## Exercise objective
Return all of the entries exactly, with nothing added or left out.

(Stored records)
....................

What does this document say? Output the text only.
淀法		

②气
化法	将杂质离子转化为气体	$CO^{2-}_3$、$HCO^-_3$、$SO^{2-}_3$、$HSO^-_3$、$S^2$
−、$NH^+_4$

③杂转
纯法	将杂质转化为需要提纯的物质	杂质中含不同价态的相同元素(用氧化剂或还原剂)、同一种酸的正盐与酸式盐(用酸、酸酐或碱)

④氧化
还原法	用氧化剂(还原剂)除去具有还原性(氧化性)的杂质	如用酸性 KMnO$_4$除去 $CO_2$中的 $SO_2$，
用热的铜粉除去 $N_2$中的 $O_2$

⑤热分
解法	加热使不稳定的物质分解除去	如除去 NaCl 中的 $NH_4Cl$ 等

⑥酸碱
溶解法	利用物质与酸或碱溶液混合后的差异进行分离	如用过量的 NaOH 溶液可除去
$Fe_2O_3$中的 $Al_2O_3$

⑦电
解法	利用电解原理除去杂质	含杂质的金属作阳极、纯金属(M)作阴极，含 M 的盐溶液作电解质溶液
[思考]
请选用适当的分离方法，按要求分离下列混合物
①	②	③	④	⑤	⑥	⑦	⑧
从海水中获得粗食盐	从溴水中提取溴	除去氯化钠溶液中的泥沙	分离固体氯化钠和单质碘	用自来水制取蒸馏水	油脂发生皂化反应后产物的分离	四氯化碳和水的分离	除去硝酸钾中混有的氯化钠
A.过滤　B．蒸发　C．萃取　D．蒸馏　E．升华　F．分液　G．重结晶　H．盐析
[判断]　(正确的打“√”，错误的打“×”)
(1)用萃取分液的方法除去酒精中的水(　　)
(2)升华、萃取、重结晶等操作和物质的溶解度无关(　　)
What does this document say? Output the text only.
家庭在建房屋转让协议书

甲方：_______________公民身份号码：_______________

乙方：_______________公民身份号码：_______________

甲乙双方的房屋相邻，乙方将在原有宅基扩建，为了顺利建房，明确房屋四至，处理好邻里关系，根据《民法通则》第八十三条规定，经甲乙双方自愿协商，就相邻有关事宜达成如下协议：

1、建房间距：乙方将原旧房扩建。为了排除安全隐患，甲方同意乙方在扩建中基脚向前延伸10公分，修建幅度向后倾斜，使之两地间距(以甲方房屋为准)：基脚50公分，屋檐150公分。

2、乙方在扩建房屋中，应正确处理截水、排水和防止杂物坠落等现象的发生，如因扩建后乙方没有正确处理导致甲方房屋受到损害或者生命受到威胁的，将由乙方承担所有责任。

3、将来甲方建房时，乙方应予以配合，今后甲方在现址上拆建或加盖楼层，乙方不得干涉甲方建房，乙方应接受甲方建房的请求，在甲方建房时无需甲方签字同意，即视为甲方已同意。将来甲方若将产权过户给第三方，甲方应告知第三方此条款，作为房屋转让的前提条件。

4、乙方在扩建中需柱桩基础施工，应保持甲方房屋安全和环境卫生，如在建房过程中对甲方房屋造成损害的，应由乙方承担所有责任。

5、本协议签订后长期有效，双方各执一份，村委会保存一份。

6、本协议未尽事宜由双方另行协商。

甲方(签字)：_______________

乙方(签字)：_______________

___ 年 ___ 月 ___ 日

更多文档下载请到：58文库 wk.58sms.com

....................

## Task solution
What does this document say? Output the text only.
淀法		

②气
化法	将杂质离子转化为气体	$CO^{2-}_3$、$HCO^-_3$、$SO^{2-}_3$、$HSO^-_3$、$S^2$
−、$NH^+_4$

③杂转
纯法	将杂质转化为需要提纯的物质	杂质中含不同价态的相同元素(用氧化剂或还原剂)、同一种酸的正盐与酸式盐(用酸、酸酐或碱)

④氧化
还原法	用氧化剂(还原剂)除去具有还原性(氧化性)的杂质	如用酸性 KMnO$_4$除去 $CO_2$中的 $SO_2$，
用热的铜粉除去 $N_2$中的 $O_2$

⑤热分
解法	加热使不稳定的物质分解除去	如除去 NaCl 中的 $NH_4Cl$ 等

⑥酸碱
溶解法	利用物质与酸或碱溶液混合后的差异进行分离	如用过量的 NaOH 溶液可除去
$Fe_2O_3$中的 $Al_2O_3$

⑦电
解法	利用电解原理除去杂质	含杂质的金属作阳极、纯金属(M)作阴极，含 M 的盐溶液作电解质溶液
[思考]
请选用适当的分离方法，按要求分离下列混合物
①	②	③	④	⑤	⑥	⑦	⑧
从海水中获得粗食盐	从溴水中提取溴	除去氯化钠溶液中的泥沙	分离固体氯化钠和单质碘	用自来水制取蒸馏水	油脂发生皂化反应后产物的分离	四氯化碳和水的分离	除去硝酸钾中混有的氯化钠
A.过滤　B．蒸发　C．萃取　D．蒸馏　E．升华　F．分液　G．重结晶　H．盐析
[判断]　(正确的打“√”，错误的打“×”)
(1)用萃取分液的方法除去酒精中的水(　　)
(2)升华、萃取、重结晶等操作和物质的溶解度无关(　　)
What does this document say? Output the text only.
家庭在建房屋转让协议书

甲方：_______________公民身份号码：_______________

乙方：_______________公民身份号码：_______________

甲乙双方的房屋相邻，乙方将在原有宅基扩建，为了顺利建房，明确房屋四至，处理好邻里关系，根据《民法通则》第八十三条规定，经甲乙双方自愿协商，就相邻有关事宜达成如下协议：

1、建房间距：乙方将原旧房扩建。为了排除安全隐患，甲方同意乙方在扩建中基脚向前延伸10公分，修建幅度向后倾斜，使之两地间距(以甲方房屋为准)：基脚50公分，屋檐150公分。

2、乙方在扩建房屋中，应正确处理截水、排水和防止杂物坠落等现象的发生，如因扩建后乙方没有正确处理导致甲方房屋受到损害或者生命受到威胁的，将由乙方承担所有责任。

3、将来甲方建房时，乙方应予以配合，今后甲方在现址上拆建或加盖楼层，乙方不得干涉甲方建房，乙方应接受甲方建房的请求，在甲方建房时无需甲方签字同意，即视为甲方已同意。将来甲方若将产权过户给第三方，甲方应告知第三方此条款，作为房屋转让的前提条件。

4、乙方在扩建中需柱桩基础施工，应保持甲方房屋安全和环境卫生，如在建房过程中对甲方房屋造成损害的，应由乙方承担所有责任。

5、本协议签订后长期有效，双方各执一份，村委会保存一份。

6、本协议未尽事宜由双方另行协商。

甲方(签字)：_______________

乙方(签字)：_______________

___ 年 ___ 月 ___ 日

更多文档下载请到：58文库 wk.58sms.com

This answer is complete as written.